◆ **Task to complete**
State only how many lines of the records below contain the string "value". Matching is case-sensitive.

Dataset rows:
- - -
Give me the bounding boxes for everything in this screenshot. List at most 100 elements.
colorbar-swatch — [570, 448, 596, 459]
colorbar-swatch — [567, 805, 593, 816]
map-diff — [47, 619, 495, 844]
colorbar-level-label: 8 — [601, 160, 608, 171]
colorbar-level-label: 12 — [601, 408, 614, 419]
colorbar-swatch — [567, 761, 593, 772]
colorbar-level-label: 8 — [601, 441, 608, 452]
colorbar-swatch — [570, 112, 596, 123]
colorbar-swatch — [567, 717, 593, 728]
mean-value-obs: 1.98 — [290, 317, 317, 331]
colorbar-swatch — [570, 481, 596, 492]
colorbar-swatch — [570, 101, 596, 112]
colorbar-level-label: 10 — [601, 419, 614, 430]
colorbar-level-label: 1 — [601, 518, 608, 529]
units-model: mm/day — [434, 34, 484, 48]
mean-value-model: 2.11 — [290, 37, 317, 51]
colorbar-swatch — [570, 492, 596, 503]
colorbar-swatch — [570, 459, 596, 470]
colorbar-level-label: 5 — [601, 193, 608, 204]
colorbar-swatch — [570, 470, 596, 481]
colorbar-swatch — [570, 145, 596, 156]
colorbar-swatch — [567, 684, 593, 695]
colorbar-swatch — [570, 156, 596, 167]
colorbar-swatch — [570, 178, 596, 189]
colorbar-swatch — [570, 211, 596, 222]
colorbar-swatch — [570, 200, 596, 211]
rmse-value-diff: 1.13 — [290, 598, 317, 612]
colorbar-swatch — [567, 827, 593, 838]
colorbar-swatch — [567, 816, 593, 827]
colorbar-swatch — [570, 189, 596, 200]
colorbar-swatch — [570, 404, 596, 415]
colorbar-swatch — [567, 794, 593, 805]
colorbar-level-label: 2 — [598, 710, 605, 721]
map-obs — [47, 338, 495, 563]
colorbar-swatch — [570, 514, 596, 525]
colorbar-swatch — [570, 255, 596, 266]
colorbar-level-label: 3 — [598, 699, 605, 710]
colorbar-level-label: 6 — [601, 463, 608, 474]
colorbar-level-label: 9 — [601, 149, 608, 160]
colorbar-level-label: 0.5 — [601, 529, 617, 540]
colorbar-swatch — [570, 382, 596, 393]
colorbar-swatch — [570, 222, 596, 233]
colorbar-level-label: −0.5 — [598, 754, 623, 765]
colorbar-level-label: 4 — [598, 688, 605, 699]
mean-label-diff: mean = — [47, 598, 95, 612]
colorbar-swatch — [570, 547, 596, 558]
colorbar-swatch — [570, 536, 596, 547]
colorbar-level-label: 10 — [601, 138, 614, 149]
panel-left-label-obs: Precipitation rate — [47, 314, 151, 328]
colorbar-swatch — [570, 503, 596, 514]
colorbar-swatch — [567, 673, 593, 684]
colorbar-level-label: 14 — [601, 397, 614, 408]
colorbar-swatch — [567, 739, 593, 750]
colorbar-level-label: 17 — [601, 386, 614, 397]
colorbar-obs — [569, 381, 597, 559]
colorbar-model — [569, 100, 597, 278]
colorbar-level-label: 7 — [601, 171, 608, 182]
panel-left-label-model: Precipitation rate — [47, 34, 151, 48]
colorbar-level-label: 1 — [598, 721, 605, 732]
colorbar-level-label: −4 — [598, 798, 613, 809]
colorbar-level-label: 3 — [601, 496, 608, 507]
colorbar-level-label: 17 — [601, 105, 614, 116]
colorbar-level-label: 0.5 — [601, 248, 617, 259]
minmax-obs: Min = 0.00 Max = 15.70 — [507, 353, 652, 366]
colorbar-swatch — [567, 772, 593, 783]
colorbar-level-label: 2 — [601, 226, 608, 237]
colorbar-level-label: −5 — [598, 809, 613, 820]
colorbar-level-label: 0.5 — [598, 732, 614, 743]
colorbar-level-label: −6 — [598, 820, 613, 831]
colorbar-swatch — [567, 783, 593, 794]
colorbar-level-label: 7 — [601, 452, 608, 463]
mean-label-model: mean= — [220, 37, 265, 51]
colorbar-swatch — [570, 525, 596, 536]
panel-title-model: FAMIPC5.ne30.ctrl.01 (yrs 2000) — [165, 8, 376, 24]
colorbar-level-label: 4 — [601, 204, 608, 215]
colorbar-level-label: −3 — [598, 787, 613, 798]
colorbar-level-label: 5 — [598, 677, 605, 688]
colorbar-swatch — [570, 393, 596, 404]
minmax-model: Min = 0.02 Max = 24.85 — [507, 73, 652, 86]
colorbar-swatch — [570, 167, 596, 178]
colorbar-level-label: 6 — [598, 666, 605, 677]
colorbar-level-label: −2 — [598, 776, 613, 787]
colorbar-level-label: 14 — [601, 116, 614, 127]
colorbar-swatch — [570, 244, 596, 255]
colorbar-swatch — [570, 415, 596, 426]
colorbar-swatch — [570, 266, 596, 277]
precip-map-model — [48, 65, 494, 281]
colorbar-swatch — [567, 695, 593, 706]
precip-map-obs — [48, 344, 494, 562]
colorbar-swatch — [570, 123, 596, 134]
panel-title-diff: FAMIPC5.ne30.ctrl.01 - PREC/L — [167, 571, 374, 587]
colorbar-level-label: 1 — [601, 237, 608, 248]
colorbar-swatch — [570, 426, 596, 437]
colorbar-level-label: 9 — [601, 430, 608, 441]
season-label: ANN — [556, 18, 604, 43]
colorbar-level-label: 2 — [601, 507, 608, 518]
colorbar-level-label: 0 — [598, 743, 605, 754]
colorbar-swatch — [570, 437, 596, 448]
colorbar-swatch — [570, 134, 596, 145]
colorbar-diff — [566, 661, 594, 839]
- - -
◆ **Expected answer**
3